Requirements = Each of the entries should be retyped precisely as it appears.

-- Begin Material provided --

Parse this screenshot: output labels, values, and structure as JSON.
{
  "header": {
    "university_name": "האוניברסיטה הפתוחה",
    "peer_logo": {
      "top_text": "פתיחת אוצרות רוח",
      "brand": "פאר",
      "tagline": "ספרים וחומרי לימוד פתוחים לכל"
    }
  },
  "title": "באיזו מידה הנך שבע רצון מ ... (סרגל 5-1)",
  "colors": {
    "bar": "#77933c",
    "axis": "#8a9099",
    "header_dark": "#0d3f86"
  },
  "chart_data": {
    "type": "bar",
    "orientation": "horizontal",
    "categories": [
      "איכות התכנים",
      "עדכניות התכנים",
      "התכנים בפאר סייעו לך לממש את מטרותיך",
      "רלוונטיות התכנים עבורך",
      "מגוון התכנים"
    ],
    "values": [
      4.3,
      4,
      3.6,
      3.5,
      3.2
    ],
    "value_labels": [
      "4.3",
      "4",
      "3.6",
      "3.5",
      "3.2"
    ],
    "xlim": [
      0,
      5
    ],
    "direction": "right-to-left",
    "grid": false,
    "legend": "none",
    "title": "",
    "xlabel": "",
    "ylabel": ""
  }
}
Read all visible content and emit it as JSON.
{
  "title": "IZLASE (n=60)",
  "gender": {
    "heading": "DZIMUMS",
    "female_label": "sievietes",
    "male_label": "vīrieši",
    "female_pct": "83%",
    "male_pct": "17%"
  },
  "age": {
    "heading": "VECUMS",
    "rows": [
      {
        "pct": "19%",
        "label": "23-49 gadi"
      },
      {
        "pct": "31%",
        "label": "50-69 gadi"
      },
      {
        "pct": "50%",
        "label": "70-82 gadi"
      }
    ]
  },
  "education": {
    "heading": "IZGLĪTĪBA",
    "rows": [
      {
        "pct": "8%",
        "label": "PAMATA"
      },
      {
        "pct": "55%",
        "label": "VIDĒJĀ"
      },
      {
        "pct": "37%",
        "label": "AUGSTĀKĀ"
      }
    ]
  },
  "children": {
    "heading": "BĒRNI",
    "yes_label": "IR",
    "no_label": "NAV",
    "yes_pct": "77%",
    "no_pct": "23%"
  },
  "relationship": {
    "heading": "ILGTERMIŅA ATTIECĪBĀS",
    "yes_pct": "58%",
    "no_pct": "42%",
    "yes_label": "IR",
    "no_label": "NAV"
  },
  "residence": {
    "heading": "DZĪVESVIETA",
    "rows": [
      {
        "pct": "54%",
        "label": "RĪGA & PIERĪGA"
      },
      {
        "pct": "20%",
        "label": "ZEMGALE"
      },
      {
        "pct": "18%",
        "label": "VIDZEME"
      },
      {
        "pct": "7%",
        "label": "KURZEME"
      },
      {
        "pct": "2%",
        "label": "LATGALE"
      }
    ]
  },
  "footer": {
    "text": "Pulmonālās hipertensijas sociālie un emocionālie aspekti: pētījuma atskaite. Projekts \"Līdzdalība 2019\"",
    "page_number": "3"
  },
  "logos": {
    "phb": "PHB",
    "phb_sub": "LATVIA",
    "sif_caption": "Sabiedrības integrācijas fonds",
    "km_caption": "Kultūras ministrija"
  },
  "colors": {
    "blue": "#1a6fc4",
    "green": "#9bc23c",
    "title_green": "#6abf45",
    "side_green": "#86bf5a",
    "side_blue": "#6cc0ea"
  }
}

-- End Material provided --

Expected answer =
Parse this screenshot: output labels, values, and structure as JSON.
{
  "header": {
    "university_name": "האוניברסיטה הפתוחה",
    "peer_logo": {
      "top_text": "פתיחת אוצרות רוח",
      "brand": "פאר",
      "tagline": "ספרים וחומרי לימוד פתוחים לכל"
    }
  },
  "title": "באיזו מידה הנך שבע רצון מ ... (סרגל 5-1)",
  "colors": {
    "bar": "#77933c",
    "axis": "#8a9099",
    "header_dark": "#0d3f86"
  },
  "chart_data": {
    "type": "bar",
    "orientation": "horizontal",
    "categories": [
      "איכות התכנים",
      "עדכניות התכנים",
      "התכנים בפאר סייעו לך לממש את מטרותיך",
      "רלוונטיות התכנים עבורך",
      "מגוון התכנים"
    ],
    "values": [
      4.3,
      4,
      3.6,
      3.5,
      3.2
    ],
    "value_labels": [
      "4.3",
      "4",
      "3.6",
      "3.5",
      "3.2"
    ],
    "xlim": [
      0,
      5
    ],
    "direction": "right-to-left",
    "grid": false,
    "legend": "none",
    "title": "",
    "xlabel": "",
    "ylabel": ""
  }
}
Read all visible content and emit it as JSON.
{
  "title": "IZLASE (n=60)",
  "gender": {
    "heading": "DZIMUMS",
    "female_label": "sievietes",
    "male_label": "vīrieši",
    "female_pct": "83%",
    "male_pct": "17%"
  },
  "age": {
    "heading": "VECUMS",
    "rows": [
      {
        "pct": "19%",
        "label": "23-49 gadi"
      },
      {
        "pct": "31%",
        "label": "50-69 gadi"
      },
      {
        "pct": "50%",
        "label": "70-82 gadi"
      }
    ]
  },
  "education": {
    "heading": "IZGLĪTĪBA",
    "rows": [
      {
        "pct": "8%",
        "label": "PAMATA"
      },
      {
        "pct": "55%",
        "label": "VIDĒJĀ"
      },
      {
        "pct": "37%",
        "label": "AUGSTĀKĀ"
      }
    ]
  },
  "children": {
    "heading": "BĒRNI",
    "yes_label": "IR",
    "no_label": "NAV",
    "yes_pct": "77%",
    "no_pct": "23%"
  },
  "relationship": {
    "heading": "ILGTERMIŅA ATTIECĪBĀS",
    "yes_pct": "58%",
    "no_pct": "42%",
    "yes_label": "IR",
    "no_label": "NAV"
  },
  "residence": {
    "heading": "DZĪVESVIETA",
    "rows": [
      {
        "pct": "54%",
        "label": "RĪGA & PIERĪGA"
      },
      {
        "pct": "20%",
        "label": "ZEMGALE"
      },
      {
        "pct": "18%",
        "label": "VIDZEME"
      },
      {
        "pct": "7%",
        "label": "KURZEME"
      },
      {
        "pct": "2%",
        "label": "LATGALE"
      }
    ]
  },
  "footer": {
    "text": "Pulmonālās hipertensijas sociālie un emocionālie aspekti: pētījuma atskaite. Projekts \"Līdzdalība 2019\"",
    "page_number": "3"
  },
  "logos": {
    "phb": "PHB",
    "phb_sub": "LATVIA",
    "sif_caption": "Sabiedrības integrācijas fonds",
    "km_caption": "Kultūras ministrija"
  },
  "colors": {
    "blue": "#1a6fc4",
    "green": "#9bc23c",
    "title_green": "#6abf45",
    "side_green": "#86bf5a",
    "side_blue": "#6cc0ea"
  }
}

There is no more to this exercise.